Data records
○ ○ ○ ○ ○ ○ ○

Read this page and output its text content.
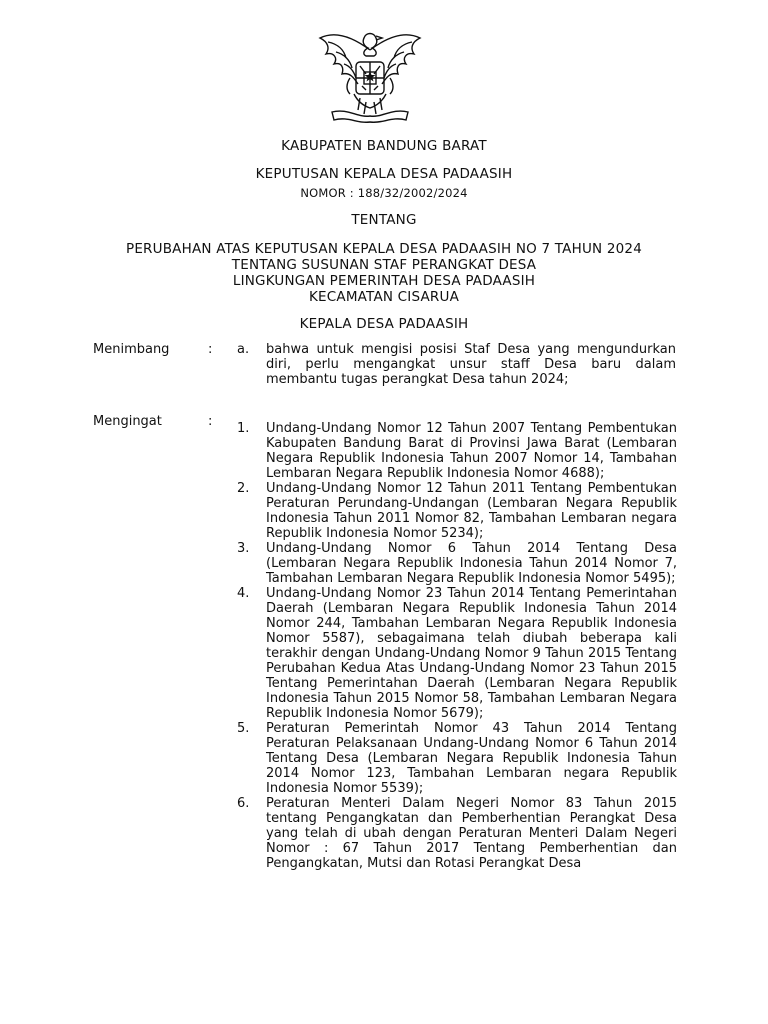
KABUPATEN BANDUNG BARAT
KEPUTUSAN KEPALA DESA PADAASIH
NOMOR : 188/32/2002/2024
TENTANG
PERUBAHAN ATAS KEPUTUSAN KEPALA DESA PADAASIH NO 7 TAHUN 2024
TENTANG SUSUNAN STAF PERANGKAT DESA
LINGKUNGAN PEMERINTAH DESA PADAASIH
KECAMATAN CISARUA
KEPALA DESA PADAASIH
Menimbang	: a. bahwa untuk mengisi posisi Staf Desa yang mengundurkan diri, perlu mengangkat unsur staff Desa baru dalam membantu tugas perangkat Desa tahun 2024;
Mengingat	: 1. Undang-Undang Nomor 12 Tahun 2007 Tentang Pembentukan Kabupaten Bandung Barat di Provinsi Jawa Barat (Lembaran Negara Republik Indonesia Tahun 2007 Nomor 14, Tambahan Lembaran Negara Republik Indonesia Nomor 4688);
2. Undang-Undang Nomor 12 Tahun 2011 Tentang Pembentukan Peraturan Perundang-Undangan (Lembaran Negara Republik Indonesia Tahun 2011 Nomor 82, Tambahan Lembaran negara Republik Indonesia Nomor 5234);
3. Undang-Undang Nomor 6 Tahun 2014 Tentang Desa (Lembaran Negara Republik Indonesia Tahun 2014 Nomor 7, Tambahan Lembaran Negara Republik Indonesia Nomor 5495);
4. Undang-Undang Nomor 23 Tahun 2014 Tentang Pemerintahan Daerah (Lembaran Negara Republik Indonesia Tahun 2014 Nomor 244, Tambahan Lembaran Negara Republik Indonesia Nomor 5587), sebagaimana telah diubah beberapa kali terakhir dengan Undang-Undang Nomor 9 Tahun 2015 Tentang Perubahan Kedua Atas Undang-Undang Nomor 23 Tahun 2015 Tentang Pemerintahan Daerah (Lembaran Negara Republik Indonesia Tahun 2015 Nomor 58, Tambahan Lembaran Negara Republik Indonesia Nomor 5679);
5. Peraturan Pemerintah Nomor 43 Tahun 2014 Tentang Peraturan Pelaksanaan Undang-Undang Nomor 6 Tahun 2014 Tentang Desa (Lembaran Negara Republik Indonesia Tahun 2014 Nomor 123, Tambahan Lembaran negara Republik Indonesia Nomor 5539);
6. Peraturan Menteri Dalam Negeri Nomor 83 Tahun 2015 tentang Pengangkatan dan Pemberhentian Perangkat Desa yang telah di ubah dengan Peraturan Menteri Dalam Negeri Nomor : 67 Tahun 2017 Tentang Pemberhentian dan Pengangkatan, Mutsi dan Rotasi Perangkat Desa
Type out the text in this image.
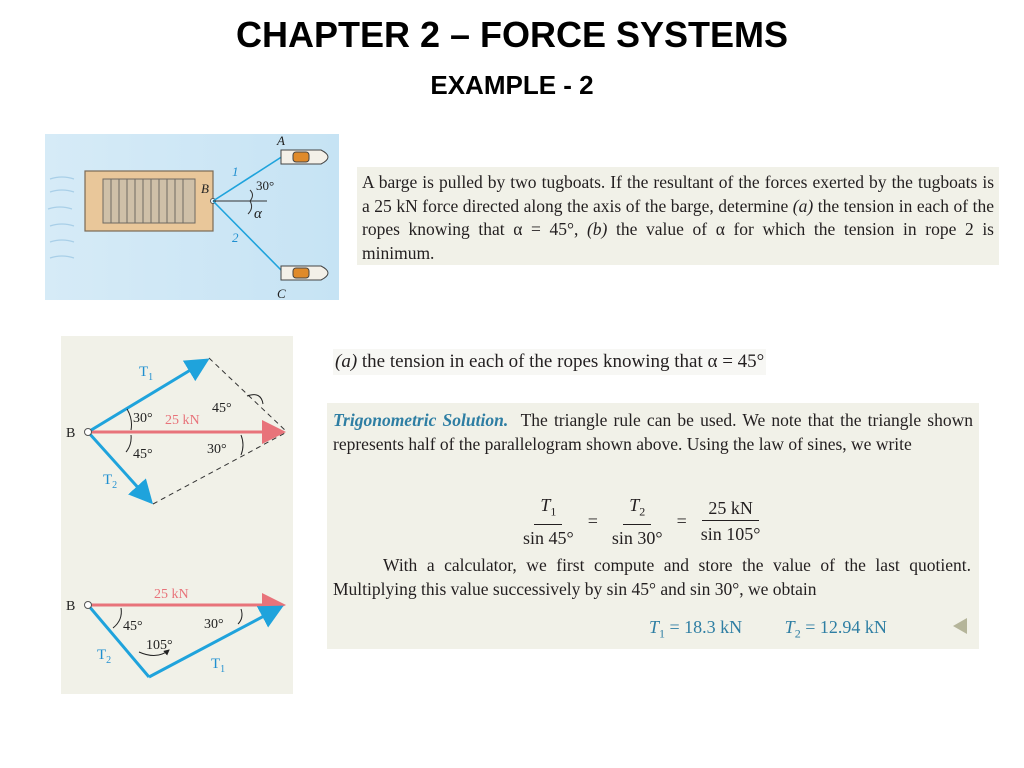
CHAPTER 2 – FORCE SYSTEMS
EXAMPLE - 2
A
B
C
1
2
30°
α
A barge is pulled by two tugboats. If the resultant of the forces exerted by the tugboats is a 25 kN force directed along the axis of the barge, determine (a) the tension in each of the ropes knowing that α = 45°, (b) the value of α for which the tension in rope 2 is minimum.
$T_1$
$T_2$
B
25 kN
30°
45°
45°
30°
B
25 kN
45°	30°
105°
$T_2$	$T_1$
(a) the tension in each of the ropes knowing that α = 45°
Trigonometric Solution. The triangle rule can be used. We note that the triangle shown represents half of the parallelogram shown above. Using the law of sines, we write
$\frac{T_1}{\sin 45^\circ} = \frac{T_2}{\sin 30^\circ} = \frac{25 kN}{\sin 105^\circ}$
With a calculator, we first compute and store the value of the last quotient. Multiplying this value successively by sin 45° and sin 30°, we obtain
$T_1 = 18.3$ kN $T_2 = 12.94$ kN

○ ○ ○ ○ ○ ○ ○

Exercise
Copy out each line of the entries that holds "PADAASIH".

Exercise result
KEPUTUSAN KEPALA DESA PADAASIH
PERUBAHAN ATAS KEPUTUSAN KEPALA DESA PADAASIH NO 7 TAHUN 2024
LINGKUNGAN PEMERINTAH DESA PADAASIH
KEPALA DESA PADAASIH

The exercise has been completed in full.